• [Directions for this task]
Would you transcribe the whole listing exactly, minus its pictures?

Dataset items
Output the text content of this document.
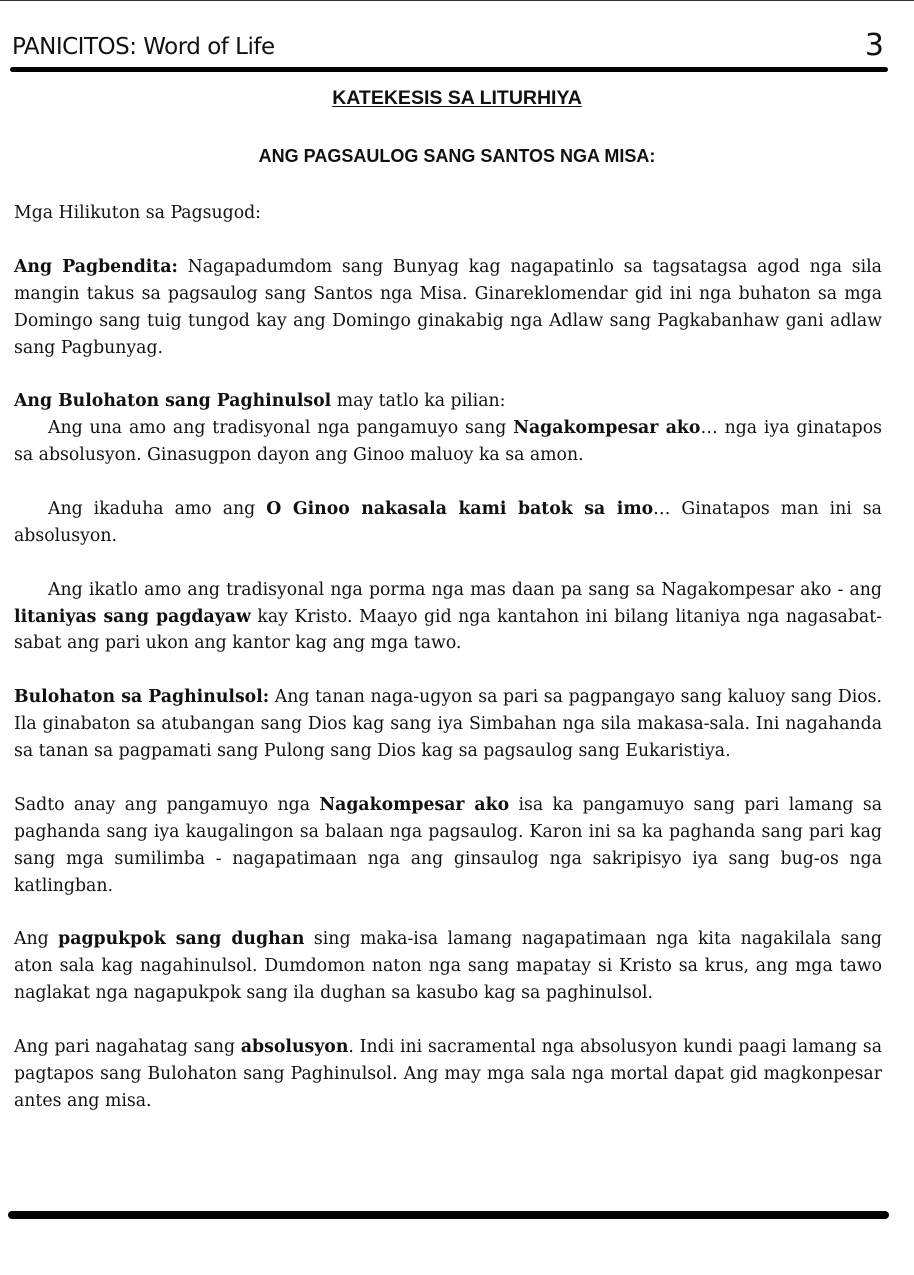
PANICITOS: Word of Life	3
KATEKESIS SA LITURHIYA
ANG PAGSAULOG SANG SANTOS NGA MISA:

Mga Hilikuton sa Pagsugod:

Ang Pagbendita: Nagapadumdom sang Bunyag kag nagapatinlo sa tagsatagsa agod nga sila mangin takus sa pagsaulog sang Santos nga Misa. Ginareklomendar gid ini nga buhaton sa mga Domingo sang tuig tungod kay ang Domingo ginakabig nga Adlaw sang Pagkabanhaw gani adlaw sang Pagbunyag.

Ang Bulohaton sang Paghinulsol may tatlo ka pilian:

Ang una amo ang tradisyonal nga pangamuyo sang Nagakompesar ako… nga iya ginatapos sa absolusyon. Ginasugpon dayon ang Ginoo maluoy ka sa amon.

Ang ikaduha amo ang O Ginoo nakasala kami batok sa imo… Ginatapos man ini sa absolusyon.

Ang ikatlo amo ang tradisyonal nga porma nga mas daan pa sang sa Nagakompesar ako - ang litaniyas sang pagdayaw kay Kristo. Maayo gid nga kantahon ini bilang litaniya nga nagasabat-sabat ang pari ukon ang kantor kag ang mga tawo.

Bulohaton sa Paghinulsol: Ang tanan naga-ugyon sa pari sa pagpangayo sang kaluoy sang Dios. Ila ginabaton sa atubangan sang Dios kag sang iya Simbahan nga sila makasa-sala. Ini nagahanda sa tanan sa pagpamati sang Pulong sang Dios kag sa pagsaulog sang Eukaristiya.

Sadto anay ang pangamuyo nga Nagakompesar ako isa ka pangamuyo sang pari lamang sa paghanda sang iya kaugalingon sa balaan nga pagsaulog. Karon ini sa ka paghanda sang pari kag sang mga sumilimba - nagapatimaan nga ang ginsaulog nga sakripisyo iya sang bug-os nga katlingban.

Ang pagpukpok sang dughan sing maka-isa lamang nagapatimaan nga kita nagakilala sang aton sala kag nagahinulsol. Dumdomon naton nga sang mapatay si Kristo sa krus, ang mga tawo naglakat nga nagapukpok sang ila dughan sa kasubo kag sa paghinulsol.

Ang pari nagahatag sang absolusyon. Indi ini sacramental nga absolusyon kundi paagi lamang sa pagtapos sang Bulohaton sang Paghinulsol. Ang may mga sala nga mortal dapat gid magkonpesar antes ang misa.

• [Exercise answer]
Output the text content of this document.
PANICITOS: Word of Life	3
KATEKESIS SA LITURHIYA
ANG PAGSAULOG SANG SANTOS NGA MISA:

Mga Hilikuton sa Pagsugod:

Ang Pagbendita: Nagapadumdom sang Bunyag kag nagapatinlo sa tagsatagsa agod nga sila mangin takus sa pagsaulog sang Santos nga Misa. Ginareklomendar gid ini nga buhaton sa mga Domingo sang tuig tungod kay ang Domingo ginakabig nga Adlaw sang Pagkabanhaw gani adlaw sang Pagbunyag.

Ang Bulohaton sang Paghinulsol may tatlo ka pilian:

Ang una amo ang tradisyonal nga pangamuyo sang Nagakompesar ako… nga iya ginatapos sa absolusyon. Ginasugpon dayon ang Ginoo maluoy ka sa amon.

Ang ikaduha amo ang O Ginoo nakasala kami batok sa imo… Ginatapos man ini sa absolusyon.

Ang ikatlo amo ang tradisyonal nga porma nga mas daan pa sang sa Nagakompesar ako - ang litaniyas sang pagdayaw kay Kristo. Maayo gid nga kantahon ini bilang litaniya nga nagasabat-sabat ang pari ukon ang kantor kag ang mga tawo.

Bulohaton sa Paghinulsol: Ang tanan naga-ugyon sa pari sa pagpangayo sang kaluoy sang Dios. Ila ginabaton sa atubangan sang Dios kag sang iya Simbahan nga sila makasa-sala. Ini nagahanda sa tanan sa pagpamati sang Pulong sang Dios kag sa pagsaulog sang Eukaristiya.

Sadto anay ang pangamuyo nga Nagakompesar ako isa ka pangamuyo sang pari lamang sa paghanda sang iya kaugalingon sa balaan nga pagsaulog. Karon ini sa ka paghanda sang pari kag sang mga sumilimba - nagapatimaan nga ang ginsaulog nga sakripisyo iya sang bug-os nga katlingban.

Ang pagpukpok sang dughan sing maka-isa lamang nagapatimaan nga kita nagakilala sang aton sala kag nagahinulsol. Dumdomon naton nga sang mapatay si Kristo sa krus, ang mga tawo naglakat nga nagapukpok sang ila dughan sa kasubo kag sa paghinulsol.

Ang pari nagahatag sang absolusyon. Indi ini sacramental nga absolusyon kundi paagi lamang sa pagtapos sang Bulohaton sang Paghinulsol. Ang may mga sala nga mortal dapat gid magkonpesar antes ang misa.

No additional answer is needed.